▸ **Instructions for the task**
Select the lines that hold the word "world" and copy each one.

━━ Record excerpts ━━

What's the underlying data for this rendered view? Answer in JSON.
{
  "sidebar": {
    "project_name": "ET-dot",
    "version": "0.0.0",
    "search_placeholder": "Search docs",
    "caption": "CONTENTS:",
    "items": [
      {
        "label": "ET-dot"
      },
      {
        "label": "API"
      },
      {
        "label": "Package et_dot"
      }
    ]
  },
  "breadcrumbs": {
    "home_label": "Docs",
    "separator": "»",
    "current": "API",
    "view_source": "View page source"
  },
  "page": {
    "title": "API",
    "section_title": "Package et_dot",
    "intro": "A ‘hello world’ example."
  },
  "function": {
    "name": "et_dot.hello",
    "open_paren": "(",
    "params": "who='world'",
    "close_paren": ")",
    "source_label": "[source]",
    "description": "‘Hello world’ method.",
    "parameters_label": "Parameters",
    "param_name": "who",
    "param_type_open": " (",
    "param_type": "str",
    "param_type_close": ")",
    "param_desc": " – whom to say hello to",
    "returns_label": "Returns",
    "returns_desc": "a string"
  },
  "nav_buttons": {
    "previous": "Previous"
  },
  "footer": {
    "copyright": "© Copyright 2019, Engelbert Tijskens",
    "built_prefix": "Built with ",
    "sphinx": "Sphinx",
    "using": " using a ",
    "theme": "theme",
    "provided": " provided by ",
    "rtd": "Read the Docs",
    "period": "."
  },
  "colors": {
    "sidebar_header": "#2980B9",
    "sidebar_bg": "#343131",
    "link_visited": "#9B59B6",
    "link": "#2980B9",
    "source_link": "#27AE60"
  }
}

━━━

▸ **Exercise output**
    "intro": "A ‘hello world’ example."
    "params": "who='world'",
    "description": "‘Hello world’ method.",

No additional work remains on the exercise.